>> START Entries supplied

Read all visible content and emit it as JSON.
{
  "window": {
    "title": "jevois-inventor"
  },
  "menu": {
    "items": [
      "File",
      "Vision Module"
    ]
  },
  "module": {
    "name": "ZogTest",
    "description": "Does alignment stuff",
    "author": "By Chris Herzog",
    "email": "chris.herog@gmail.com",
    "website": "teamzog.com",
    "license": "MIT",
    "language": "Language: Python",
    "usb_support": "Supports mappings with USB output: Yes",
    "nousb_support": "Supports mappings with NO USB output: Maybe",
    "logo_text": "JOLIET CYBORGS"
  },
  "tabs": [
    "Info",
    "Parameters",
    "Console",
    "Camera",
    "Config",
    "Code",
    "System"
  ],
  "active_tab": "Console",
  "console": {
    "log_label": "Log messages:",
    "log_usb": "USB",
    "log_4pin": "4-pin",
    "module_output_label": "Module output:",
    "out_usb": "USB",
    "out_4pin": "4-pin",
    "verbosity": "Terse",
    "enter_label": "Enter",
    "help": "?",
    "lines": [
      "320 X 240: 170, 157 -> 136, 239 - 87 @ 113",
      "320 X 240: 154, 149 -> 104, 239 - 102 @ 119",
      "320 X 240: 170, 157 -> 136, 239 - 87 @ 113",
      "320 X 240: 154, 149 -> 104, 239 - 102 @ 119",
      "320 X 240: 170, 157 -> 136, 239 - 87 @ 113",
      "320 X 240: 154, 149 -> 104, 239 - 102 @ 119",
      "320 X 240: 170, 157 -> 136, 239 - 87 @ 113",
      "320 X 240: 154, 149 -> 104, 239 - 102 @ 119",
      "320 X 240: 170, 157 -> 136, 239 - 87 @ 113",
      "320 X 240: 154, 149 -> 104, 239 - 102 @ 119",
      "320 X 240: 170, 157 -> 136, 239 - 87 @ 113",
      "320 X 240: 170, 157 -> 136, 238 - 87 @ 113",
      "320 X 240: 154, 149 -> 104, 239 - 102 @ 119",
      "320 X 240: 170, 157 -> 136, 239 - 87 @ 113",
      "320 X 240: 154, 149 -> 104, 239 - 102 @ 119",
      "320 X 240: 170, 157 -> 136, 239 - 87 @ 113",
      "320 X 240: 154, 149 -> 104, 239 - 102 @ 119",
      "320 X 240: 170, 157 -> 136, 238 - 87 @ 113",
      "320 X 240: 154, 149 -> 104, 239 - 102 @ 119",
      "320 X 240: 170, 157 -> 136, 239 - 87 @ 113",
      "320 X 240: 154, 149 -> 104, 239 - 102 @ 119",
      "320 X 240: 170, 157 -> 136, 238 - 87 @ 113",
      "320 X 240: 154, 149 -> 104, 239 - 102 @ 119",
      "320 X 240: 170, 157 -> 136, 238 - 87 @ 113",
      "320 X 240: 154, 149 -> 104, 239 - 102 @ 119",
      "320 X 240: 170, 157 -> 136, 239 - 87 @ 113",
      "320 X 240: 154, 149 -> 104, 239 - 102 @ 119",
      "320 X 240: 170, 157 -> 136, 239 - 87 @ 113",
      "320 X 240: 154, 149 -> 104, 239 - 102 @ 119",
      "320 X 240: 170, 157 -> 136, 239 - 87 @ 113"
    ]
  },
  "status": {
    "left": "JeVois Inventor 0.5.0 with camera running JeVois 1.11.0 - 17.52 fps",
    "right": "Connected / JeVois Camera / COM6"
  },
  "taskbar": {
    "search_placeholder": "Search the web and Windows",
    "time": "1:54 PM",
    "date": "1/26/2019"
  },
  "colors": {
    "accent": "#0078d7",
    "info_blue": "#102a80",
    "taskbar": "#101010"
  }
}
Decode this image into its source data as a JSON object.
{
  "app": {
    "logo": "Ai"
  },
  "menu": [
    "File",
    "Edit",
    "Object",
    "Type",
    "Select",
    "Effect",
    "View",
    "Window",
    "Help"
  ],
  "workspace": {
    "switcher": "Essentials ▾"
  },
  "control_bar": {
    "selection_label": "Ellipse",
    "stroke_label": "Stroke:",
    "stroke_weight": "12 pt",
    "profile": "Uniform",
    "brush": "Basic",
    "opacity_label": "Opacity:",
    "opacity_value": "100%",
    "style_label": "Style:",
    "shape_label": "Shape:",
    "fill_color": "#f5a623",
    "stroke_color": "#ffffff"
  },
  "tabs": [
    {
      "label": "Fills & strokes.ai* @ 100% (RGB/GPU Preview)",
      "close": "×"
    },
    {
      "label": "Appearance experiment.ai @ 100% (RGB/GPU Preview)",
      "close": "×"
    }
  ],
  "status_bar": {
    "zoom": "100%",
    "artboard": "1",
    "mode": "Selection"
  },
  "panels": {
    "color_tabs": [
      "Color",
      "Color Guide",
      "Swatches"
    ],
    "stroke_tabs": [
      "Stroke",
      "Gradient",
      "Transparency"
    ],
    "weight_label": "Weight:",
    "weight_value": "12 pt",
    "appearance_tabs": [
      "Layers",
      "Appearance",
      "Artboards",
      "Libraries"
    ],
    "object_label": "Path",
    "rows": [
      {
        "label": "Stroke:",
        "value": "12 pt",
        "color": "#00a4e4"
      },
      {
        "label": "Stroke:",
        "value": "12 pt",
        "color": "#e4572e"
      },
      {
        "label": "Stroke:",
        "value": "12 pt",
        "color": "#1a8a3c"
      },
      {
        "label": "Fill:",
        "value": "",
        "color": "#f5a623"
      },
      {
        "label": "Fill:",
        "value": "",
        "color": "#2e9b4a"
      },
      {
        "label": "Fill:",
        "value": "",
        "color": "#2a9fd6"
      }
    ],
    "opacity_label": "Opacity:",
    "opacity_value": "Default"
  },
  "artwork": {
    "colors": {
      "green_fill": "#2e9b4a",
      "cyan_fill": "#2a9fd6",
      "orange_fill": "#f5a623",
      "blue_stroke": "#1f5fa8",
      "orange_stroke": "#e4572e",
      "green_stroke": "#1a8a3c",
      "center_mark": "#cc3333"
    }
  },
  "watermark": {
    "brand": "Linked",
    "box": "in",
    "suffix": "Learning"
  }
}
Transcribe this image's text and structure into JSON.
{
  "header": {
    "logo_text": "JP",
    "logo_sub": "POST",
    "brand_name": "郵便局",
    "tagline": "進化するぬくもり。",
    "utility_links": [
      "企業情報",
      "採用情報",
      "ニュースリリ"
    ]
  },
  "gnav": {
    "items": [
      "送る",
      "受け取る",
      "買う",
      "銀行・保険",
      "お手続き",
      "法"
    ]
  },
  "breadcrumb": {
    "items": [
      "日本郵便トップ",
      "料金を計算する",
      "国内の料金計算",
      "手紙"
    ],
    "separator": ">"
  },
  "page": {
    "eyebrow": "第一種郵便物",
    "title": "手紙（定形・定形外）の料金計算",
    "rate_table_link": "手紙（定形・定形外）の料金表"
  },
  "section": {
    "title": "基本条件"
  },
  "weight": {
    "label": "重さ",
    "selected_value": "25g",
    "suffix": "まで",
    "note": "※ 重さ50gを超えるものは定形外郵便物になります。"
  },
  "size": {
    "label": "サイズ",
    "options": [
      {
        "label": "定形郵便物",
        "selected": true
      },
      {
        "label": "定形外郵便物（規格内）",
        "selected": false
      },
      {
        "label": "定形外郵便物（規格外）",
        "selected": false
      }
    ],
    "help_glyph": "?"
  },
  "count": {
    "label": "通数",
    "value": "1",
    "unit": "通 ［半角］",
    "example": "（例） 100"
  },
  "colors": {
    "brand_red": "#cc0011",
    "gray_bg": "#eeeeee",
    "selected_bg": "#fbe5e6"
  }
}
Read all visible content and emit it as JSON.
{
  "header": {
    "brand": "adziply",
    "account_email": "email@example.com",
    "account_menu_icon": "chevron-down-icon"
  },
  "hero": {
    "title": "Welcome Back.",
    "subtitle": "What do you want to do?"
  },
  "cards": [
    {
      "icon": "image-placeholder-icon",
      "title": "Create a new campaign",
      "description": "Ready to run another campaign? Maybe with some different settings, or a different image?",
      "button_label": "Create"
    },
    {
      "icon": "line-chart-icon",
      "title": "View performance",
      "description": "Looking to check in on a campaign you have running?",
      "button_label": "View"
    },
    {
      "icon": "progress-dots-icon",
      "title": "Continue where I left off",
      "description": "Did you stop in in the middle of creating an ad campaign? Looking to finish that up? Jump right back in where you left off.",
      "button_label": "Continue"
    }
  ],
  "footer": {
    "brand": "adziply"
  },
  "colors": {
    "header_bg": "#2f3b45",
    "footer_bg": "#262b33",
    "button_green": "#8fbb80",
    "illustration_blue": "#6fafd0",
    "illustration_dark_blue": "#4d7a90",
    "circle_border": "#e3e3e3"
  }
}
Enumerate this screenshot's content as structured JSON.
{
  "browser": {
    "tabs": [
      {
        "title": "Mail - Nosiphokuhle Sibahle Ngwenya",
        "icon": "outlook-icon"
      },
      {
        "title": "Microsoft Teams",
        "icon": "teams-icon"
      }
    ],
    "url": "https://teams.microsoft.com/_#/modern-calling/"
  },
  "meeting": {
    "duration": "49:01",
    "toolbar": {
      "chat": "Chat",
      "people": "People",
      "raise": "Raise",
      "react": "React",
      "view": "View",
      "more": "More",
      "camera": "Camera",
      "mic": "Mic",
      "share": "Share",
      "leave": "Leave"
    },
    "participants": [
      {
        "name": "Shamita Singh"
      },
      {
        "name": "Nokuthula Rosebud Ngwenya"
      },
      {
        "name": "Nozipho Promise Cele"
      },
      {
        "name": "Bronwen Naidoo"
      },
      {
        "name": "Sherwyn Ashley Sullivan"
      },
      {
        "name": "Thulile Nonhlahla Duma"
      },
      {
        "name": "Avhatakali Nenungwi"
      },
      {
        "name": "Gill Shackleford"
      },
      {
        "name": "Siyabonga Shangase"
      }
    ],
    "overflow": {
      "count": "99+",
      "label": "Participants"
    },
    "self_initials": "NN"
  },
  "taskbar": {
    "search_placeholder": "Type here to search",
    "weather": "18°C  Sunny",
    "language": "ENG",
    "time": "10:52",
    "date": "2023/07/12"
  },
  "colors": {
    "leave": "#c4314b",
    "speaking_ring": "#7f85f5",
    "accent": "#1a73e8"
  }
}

>> END Entries supplied

→ **What the exercise asks**: Return all lines of the material above in which the word "with" occurs.

→ **Result for this task**:
    "usb_support": "Supports mappings with USB output: Yes",
    "nousb_support": "Supports mappings with NO USB output: Maybe",
    "left": "JeVois Inventor 0.5.0 with camera running JeVois 1.11.0 - 17.52 fps",
      "description": "Ready to run another campaign? Maybe with some different settings, or a different image?",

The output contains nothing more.